Given request ▸ Without the pictures, return each record as it appears.

Data supplied ▸
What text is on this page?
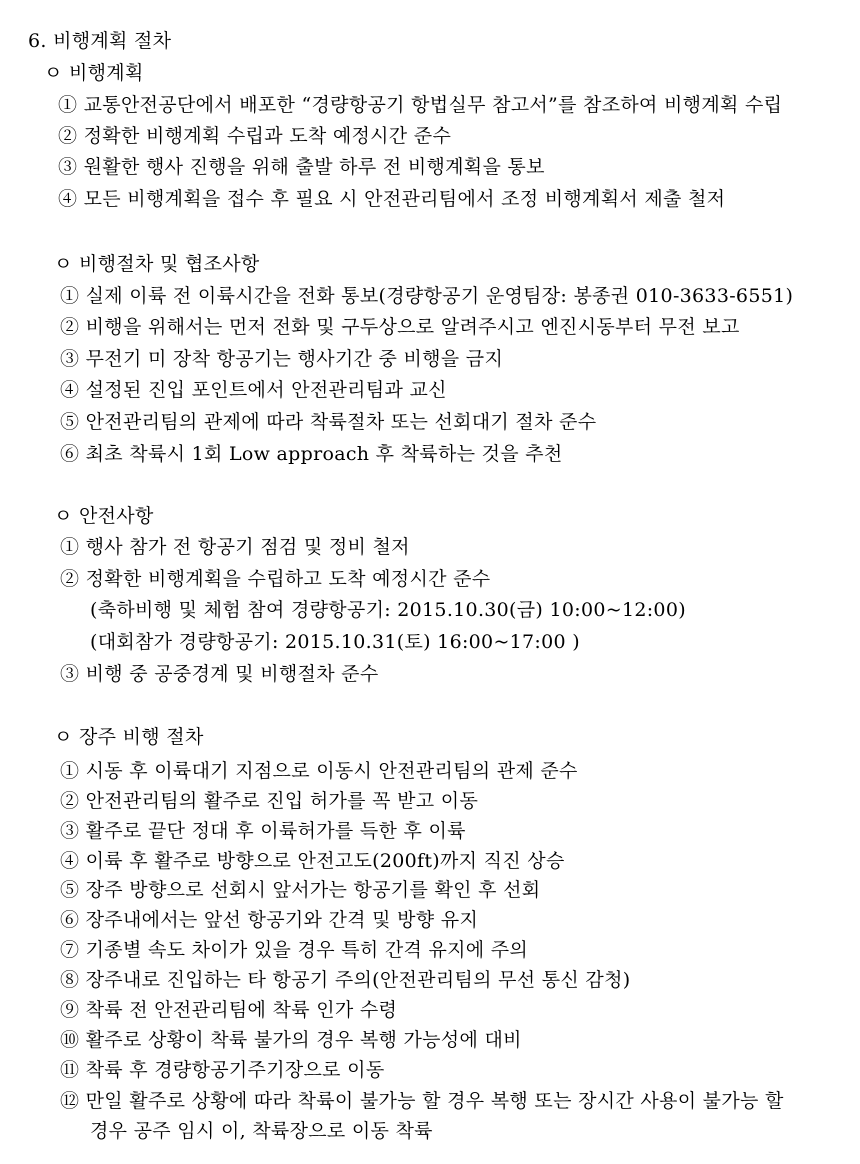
6. 비행계획 절차
ㅇ 비행계획
① 교통안전공단에서 배포한 “경량항공기 항법실무 참고서”를 참조하여 비행계획 수립
② 정확한 비행계획 수립과 도착 예정시간 준수
③ 원활한 행사 진행을 위해 출발 하루 전 비행계획을 통보
④ 모든 비행계획을 접수 후 필요 시 안전관리팀에서 조정 비행계획서 제출 철저
ㅇ 비행절차 및 협조사항
① 실제 이륙 전 이륙시간을 전화 통보(경량항공기 운영팀장: 봉종권 010-3633-6551)
② 비행을 위해서는 먼저 전화 및 구두상으로 알려주시고 엔진시동부터 무전 보고
③ 무전기 미 장착 항공기는 행사기간 중 비행을 금지
④ 설정된 진입 포인트에서 안전관리팀과 교신
⑤ 안전관리팀의 관제에 따라 착륙절차 또는 선회대기 절차 준수
⑥ 최초 착륙시 1회 Low approach 후 착륙하는 것을 추천
ㅇ 안전사항
① 행사 참가 전 항공기 점검 및 정비 철저
② 정확한 비행계획을 수립하고 도착 예정시간 준수
(축하비행 및 체험 참여 경량항공기: 2015.10.30(금) 10:00~12:00)
(대회참가 경량항공기: 2015.10.31(토) 16:00~17:00 )
③ 비행 중 공중경계 및 비행절차 준수
ㅇ 장주 비행 절차
① 시동 후 이륙대기 지점으로 이동시 안전관리팀의 관제 준수
② 안전관리팀의 활주로 진입 허가를 꼭 받고 이동
③ 활주로 끝단 정대 후 이륙허가를 득한 후 이륙
④ 이륙 후 활주로 방향으로 안전고도(200ft)까지 직진 상승
⑤ 장주 방향으로 선회시 앞서가는 항공기를 확인 후 선회
⑥ 장주내에서는 앞선 항공기와 간격 및 방향 유지
⑦ 기종별 속도 차이가 있을 경우 특히 간격 유지에 주의
⑧ 장주내로 진입하는 타 항공기 주의(안전관리팀의 무선 통신 감청)
⑨ 착륙 전 안전관리팀에 착륙 인가 수령
⑩ 활주로 상황이 착륙 불가의 경우 복행 가능성에 대비
⑪ 착륙 후 경량항공기주기장으로 이동
⑫ 만일 활주로 상황에 따라 착륙이 불가능 할 경우 복행 또는 장시간 사용이 불가능 할
경우 공주 임시 이, 착륙장으로 이동 착륙
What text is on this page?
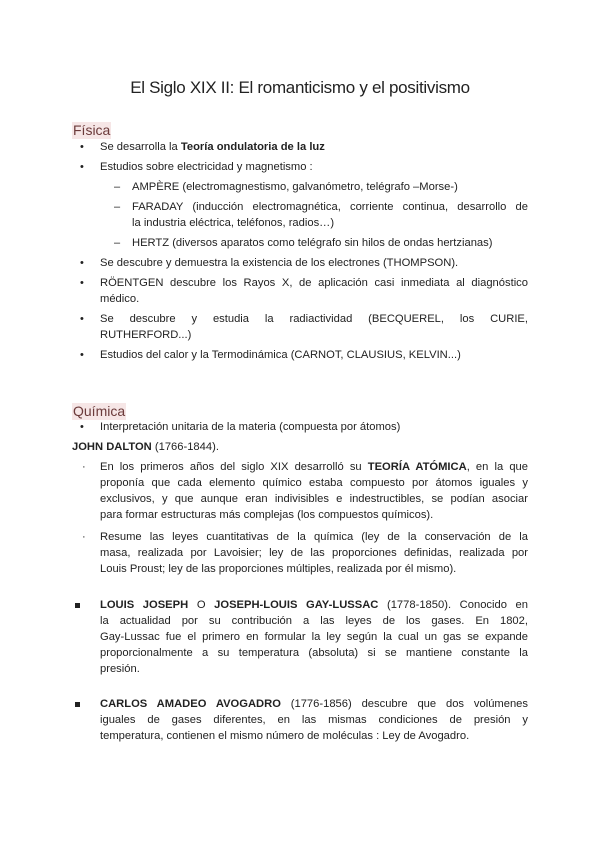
El Siglo XIX II: El romanticismo y el positivismo
Física
• Se desarrolla la Teoría ondulatoria de la luz
• Estudios sobre electricidad y magnetismo :
– AMPÈRE (electromagnestismo, galvanómetro, telégrafo –Morse-)
– FARADAY (inducción electromagnética, corriente continua, desarrollo de
la industria eléctrica, teléfonos, radios…)
– HERTZ (diversos aparatos como telégrafo sin hilos de ondas hertzianas)
• Se descubre y demuestra la existencia de los electrones (THOMPSON).
• RÖENTGEN descubre los Rayos X, de aplicación casi inmediata al diagnóstico
médico.
• Se descubre y estudia la radiactividad (BECQUEREL, los CURIE,
RUTHERFORD...)
• Estudios del calor y la Termodinámica (CARNOT, CLAUSIUS, KELVIN...)
Química
• Interpretación unitaria de la materia (compuesta por átomos)
JOHN DALTON (1766-1844).
· En los primeros años del siglo XIX desarrolló su TEORÍA ATÓMICA, en la que
proponía que cada elemento químico estaba compuesto por átomos iguales y
exclusivos, y que aunque eran indivisibles e indestructibles, se podían asociar
para formar estructuras más complejas (los compuestos químicos).
· Resume las leyes cuantitativas de la química (ley de la conservación de la
masa, realizada por Lavoisier; ley de las proporciones definidas, realizada por
Louis Proust; ley de las proporciones múltiples, realizada por él mismo).
LOUIS JOSEPH O JOSEPH-LOUIS GAY-LUSSAC (1778-1850). Conocido en
la actualidad por su contribución a las leyes de los gases. En 1802,
Gay-Lussac fue el primero en formular la ley según la cual un gas se expande
proporcionalmente a su temperatura (absoluta) si se mantiene constante la
presión.
CARLOS AMADEO AVOGADRO (1776-1856) descubre que dos volúmenes
iguales de gases diferentes, en las mismas condiciones de presión y
temperatura, contienen el mismo número de moléculas : Ley de Avogadro.
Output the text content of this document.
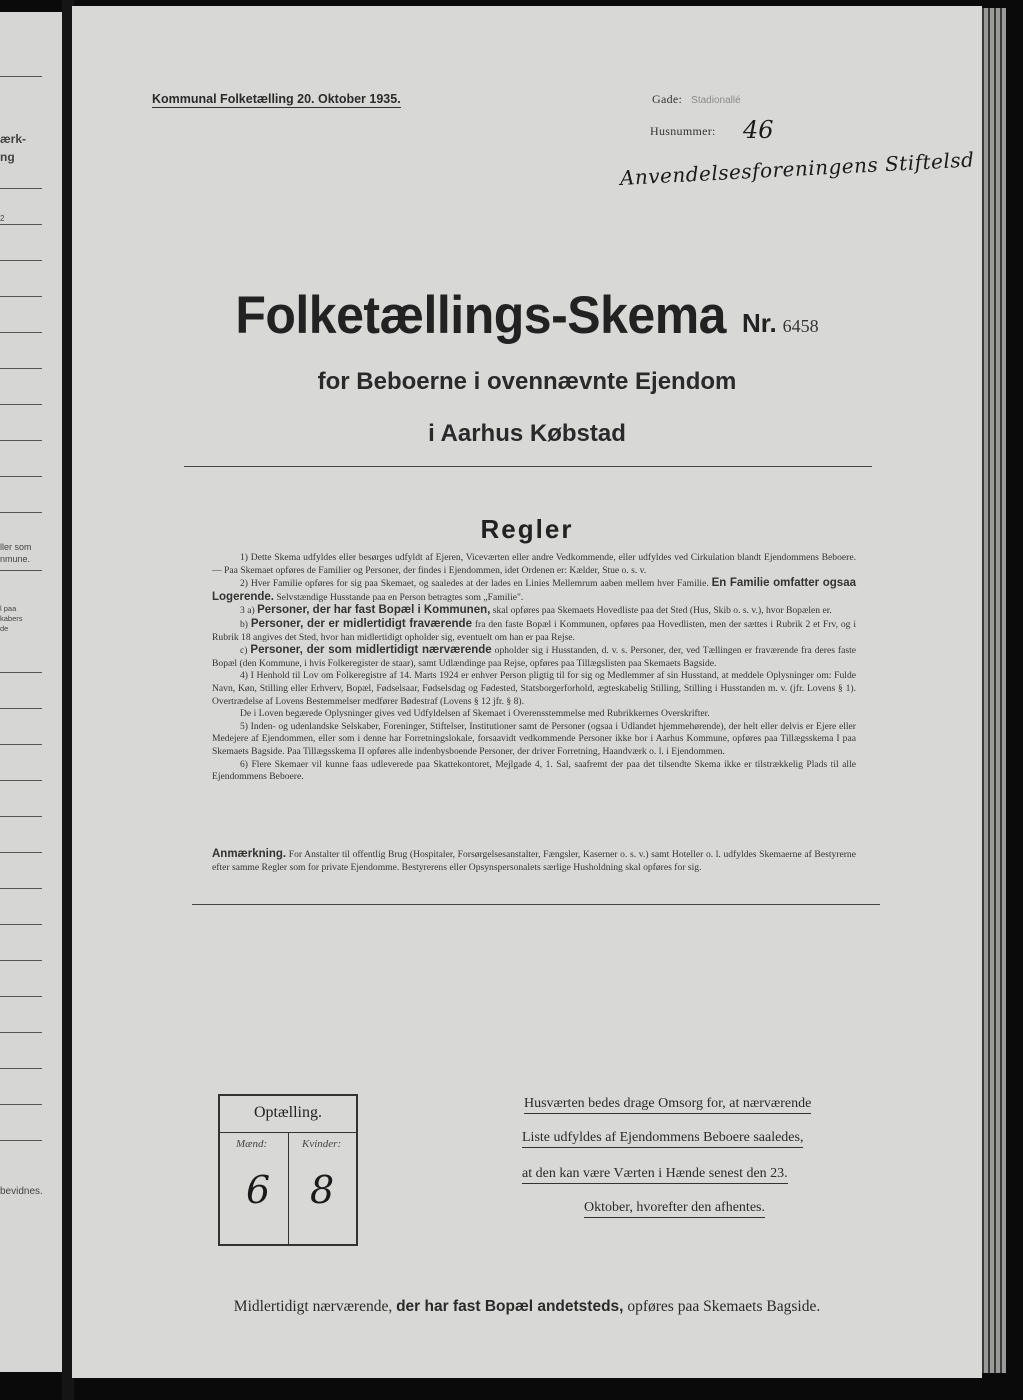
ærk-
ng
2
ller som
nmune.
l paa
kabers
de
bevidnes.
Kommunal Folketælling 20. Oktober 1935.	Gade: Stadionallé
Husnummer: 46
Anvendelsesforeningens Stiftelsd
Folketællings-Skema Nr. 6458
for Beboerne i ovennævnte Ejendom
i Aarhus Købstad
Regler

1) Dette Skema udfyldes eller besørges udfyldt af Ejeren, Viceværten eller andre Vedkommende, eller udfyldes ved Cirkulation blandt Ejendommens Beboere. — Paa Skemaet opføres de Familier og Personer, der findes i Ejendommen, idet Ordenen er: Kælder, Stue o. s. v.

2) Hver Familie opføres for sig paa Skemaet, og saaledes at der lades en Linies Mellemrum aaben mellem hver Familie. En Familie omfatter ogsaa Logerende. Selvstændige Husstande paa en Person betragtes som „Familie".

3 a) Personer, der har fast Bopæl i Kommunen, skal opføres paa Skemaets Hovedliste paa det Sted (Hus, Skib o. s. v.), hvor Bopælen er.

b) Personer, der er midlertidigt fraværende fra den faste Bopæl i Kommunen, opføres paa Hovedlisten, men der sættes i Rubrik 2 et Frv, og i Rubrik 18 angives det Sted, hvor han midlertidigt opholder sig, eventuelt om han er paa Rejse.

c) Personer, der som midlertidigt nærværende opholder sig i Husstanden, d. v. s. Personer, der, ved Tællingen er fraværende fra deres faste Bopæl (den Kommune, i hvis Folkeregister de staar), samt Udlændinge paa Rejse, opføres paa Tillægslisten paa Skemaets Bagside.

4) I Henhold til Lov om Folkeregistre af 14. Marts 1924 er enhver Person pligtig til for sig og Medlemmer af sin Husstand, at meddele Oplysninger om: Fulde Navn, Køn, Stilling eller Erhverv, Bopæl, Fødselsaar, Fødselsdag og Fødested, Statsborgerforhold, ægteskabelig Stilling, Stilling i Husstanden m. v. (jfr. Lovens § 1). Overtrædelse af Lovens Bestemmelser medfører Bødestraf (Lovens § 12 jfr. § 8).

De i Loven begærede Oplysninger gives ved Udfyldelsen af Skemaet i Overensstemmelse med Rubrikkernes Overskrifter.

5) Inden- og udenlandske Selskaber, Foreninger, Stiftelser, Institutioner samt de Personer (ogsaa i Udlandet hjemmehørende), der helt eller delvis er Ejere eller Medejere af Ejendommen, eller som i denne har Forretningslokale, forsaavidt vedkommende Personer ikke bor i Aarhus Kommune, opføres paa Tillægsskema I paa Skemaets Bagside. Paa Tillægsskema II opføres alle indenbysboende Personer, der driver Forretning, Haandværk o. l. i Ejendommen.

6) Flere Skemaer vil kunne faas udleverede paa Skattekontoret, Mejlgade 4, 1. Sal, saafremt der paa det tilsendte Skema ikke er tilstrækkelig Plads til alle Ejendommens Beboere.

Anmærkning. For Anstalter til offentlig Brug (Hospitaler, Forsørgelsesanstalter, Fængsler, Kaserner o. s. v.) samt Hoteller o. l. udfyldes Skemaerne af Bestyrerne efter samme Regler som for private Ejendomme. Bestyrerens eller Opsynspersonalets særlige Husholdning skal opføres for sig.
Optælling.
Mænd:	Kvinder:
6 8
Husværten bedes drage Omsorg for, at nærværende
Liste udfyldes af Ejendommens Beboere saaledes,
at den kan være Værten i Hænde senest den 23.
Oktober, hvorefter den afhentes.
Midlertidigt nærværende, der har fast Bopæl andetsteds, opføres paa Skemaets Bagside.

Answer below ▸
What text is on this page?
6. 비행계획 절차
ㅇ 비행계획
① 교통안전공단에서 배포한 “경량항공기 항법실무 참고서”를 참조하여 비행계획 수립
② 정확한 비행계획 수립과 도착 예정시간 준수
③ 원활한 행사 진행을 위해 출발 하루 전 비행계획을 통보
④ 모든 비행계획을 접수 후 필요 시 안전관리팀에서 조정 비행계획서 제출 철저
ㅇ 비행절차 및 협조사항
① 실제 이륙 전 이륙시간을 전화 통보(경량항공기 운영팀장: 봉종권 010-3633-6551)
② 비행을 위해서는 먼저 전화 및 구두상으로 알려주시고 엔진시동부터 무전 보고
③ 무전기 미 장착 항공기는 행사기간 중 비행을 금지
④ 설정된 진입 포인트에서 안전관리팀과 교신
⑤ 안전관리팀의 관제에 따라 착륙절차 또는 선회대기 절차 준수
⑥ 최초 착륙시 1회 Low approach 후 착륙하는 것을 추천
ㅇ 안전사항
① 행사 참가 전 항공기 점검 및 정비 철저
② 정확한 비행계획을 수립하고 도착 예정시간 준수
(축하비행 및 체험 참여 경량항공기: 2015.10.30(금) 10:00~12:00)
(대회참가 경량항공기: 2015.10.31(토) 16:00~17:00 )
③ 비행 중 공중경계 및 비행절차 준수
ㅇ 장주 비행 절차
① 시동 후 이륙대기 지점으로 이동시 안전관리팀의 관제 준수
② 안전관리팀의 활주로 진입 허가를 꼭 받고 이동
③ 활주로 끝단 정대 후 이륙허가를 득한 후 이륙
④ 이륙 후 활주로 방향으로 안전고도(200ft)까지 직진 상승
⑤ 장주 방향으로 선회시 앞서가는 항공기를 확인 후 선회
⑥ 장주내에서는 앞선 항공기와 간격 및 방향 유지
⑦ 기종별 속도 차이가 있을 경우 특히 간격 유지에 주의
⑧ 장주내로 진입하는 타 항공기 주의(안전관리팀의 무선 통신 감청)
⑨ 착륙 전 안전관리팀에 착륙 인가 수령
⑩ 활주로 상황이 착륙 불가의 경우 복행 가능성에 대비
⑪ 착륙 후 경량항공기주기장으로 이동
⑫ 만일 활주로 상황에 따라 착륙이 불가능 할 경우 복행 또는 장시간 사용이 불가능 할
경우 공주 임시 이, 착륙장으로 이동 착륙
What text is on this page?
El Siglo XIX II: El romanticismo y el positivismo
Física
• Se desarrolla la Teoría ondulatoria de la luz
• Estudios sobre electricidad y magnetismo :
– AMPÈRE (electromagnestismo, galvanómetro, telégrafo –Morse-)
– FARADAY (inducción electromagnética, corriente continua, desarrollo de
la industria eléctrica, teléfonos, radios…)
– HERTZ (diversos aparatos como telégrafo sin hilos de ondas hertzianas)
• Se descubre y demuestra la existencia de los electrones (THOMPSON).
• RÖENTGEN descubre los Rayos X, de aplicación casi inmediata al diagnóstico
médico.
• Se descubre y estudia la radiactividad (BECQUEREL, los CURIE,
RUTHERFORD...)
• Estudios del calor y la Termodinámica (CARNOT, CLAUSIUS, KELVIN...)
Química
• Interpretación unitaria de la materia (compuesta por átomos)
JOHN DALTON (1766-1844).
· En los primeros años del siglo XIX desarrolló su TEORÍA ATÓMICA, en la que
proponía que cada elemento químico estaba compuesto por átomos iguales y
exclusivos, y que aunque eran indivisibles e indestructibles, se podían asociar
para formar estructuras más complejas (los compuestos químicos).
· Resume las leyes cuantitativas de la química (ley de la conservación de la
masa, realizada por Lavoisier; ley de las proporciones definidas, realizada por
Louis Proust; ley de las proporciones múltiples, realizada por él mismo).
LOUIS JOSEPH O JOSEPH-LOUIS GAY-LUSSAC (1778-1850). Conocido en
la actualidad por su contribución a las leyes de los gases. En 1802,
Gay-Lussac fue el primero en formular la ley según la cual un gas se expande
proporcionalmente a su temperatura (absoluta) si se mantiene constante la
presión.
CARLOS AMADEO AVOGADRO (1776-1856) descubre que dos volúmenes
iguales de gases diferentes, en las mismas condiciones de presión y
temperatura, contienen el mismo número de moléculas : Ley de Avogadro.
Output the text content of this document.
ærk-
ng
2
ller som
nmune.
l paa
kabers
de
bevidnes.
Kommunal Folketælling 20. Oktober 1935.	Gade: Stadionallé
Husnummer: 46
Anvendelsesforeningens Stiftelsd
Folketællings-Skema Nr. 6458
for Beboerne i ovennævnte Ejendom
i Aarhus Købstad
Regler

1) Dette Skema udfyldes eller besørges udfyldt af Ejeren, Viceværten eller andre Vedkommende, eller udfyldes ved Cirkulation blandt Ejendommens Beboere. — Paa Skemaet opføres de Familier og Personer, der findes i Ejendommen, idet Ordenen er: Kælder, Stue o. s. v.

2) Hver Familie opføres for sig paa Skemaet, og saaledes at der lades en Linies Mellemrum aaben mellem hver Familie. En Familie omfatter ogsaa Logerende. Selvstændige Husstande paa en Person betragtes som „Familie".

3 a) Personer, der har fast Bopæl i Kommunen, skal opføres paa Skemaets Hovedliste paa det Sted (Hus, Skib o. s. v.), hvor Bopælen er.

b) Personer, der er midlertidigt fraværende fra den faste Bopæl i Kommunen, opføres paa Hovedlisten, men der sættes i Rubrik 2 et Frv, og i Rubrik 18 angives det Sted, hvor han midlertidigt opholder sig, eventuelt om han er paa Rejse.

c) Personer, der som midlertidigt nærværende opholder sig i Husstanden, d. v. s. Personer, der, ved Tællingen er fraværende fra deres faste Bopæl (den Kommune, i hvis Folkeregister de staar), samt Udlændinge paa Rejse, opføres paa Tillægslisten paa Skemaets Bagside.

4) I Henhold til Lov om Folkeregistre af 14. Marts 1924 er enhver Person pligtig til for sig og Medlemmer af sin Husstand, at meddele Oplysninger om: Fulde Navn, Køn, Stilling eller Erhverv, Bopæl, Fødselsaar, Fødselsdag og Fødested, Statsborgerforhold, ægteskabelig Stilling, Stilling i Husstanden m. v. (jfr. Lovens § 1). Overtrædelse af Lovens Bestemmelser medfører Bødestraf (Lovens § 12 jfr. § 8).

De i Loven begærede Oplysninger gives ved Udfyldelsen af Skemaet i Overensstemmelse med Rubrikkernes Overskrifter.

5) Inden- og udenlandske Selskaber, Foreninger, Stiftelser, Institutioner samt de Personer (ogsaa i Udlandet hjemmehørende), der helt eller delvis er Ejere eller Medejere af Ejendommen, eller som i denne har Forretningslokale, forsaavidt vedkommende Personer ikke bor i Aarhus Kommune, opføres paa Tillægsskema I paa Skemaets Bagside. Paa Tillægsskema II opføres alle indenbysboende Personer, der driver Forretning, Haandværk o. l. i Ejendommen.

6) Flere Skemaer vil kunne faas udleverede paa Skattekontoret, Mejlgade 4, 1. Sal, saafremt der paa det tilsendte Skema ikke er tilstrækkelig Plads til alle Ejendommens Beboere.

Anmærkning. For Anstalter til offentlig Brug (Hospitaler, Forsørgelsesanstalter, Fængsler, Kaserner o. s. v.) samt Hoteller o. l. udfyldes Skemaerne af Bestyrerne efter samme Regler som for private Ejendomme. Bestyrerens eller Opsynspersonalets særlige Husholdning skal opføres for sig.
Optælling.
Mænd:	Kvinder:
6 8
Husværten bedes drage Omsorg for, at nærværende
Liste udfyldes af Ejendommens Beboere saaledes,
at den kan være Værten i Hænde senest den 23.
Oktober, hvorefter den afhentes.
Midlertidigt nærværende, der har fast Bopæl andetsteds, opføres paa Skemaets Bagside.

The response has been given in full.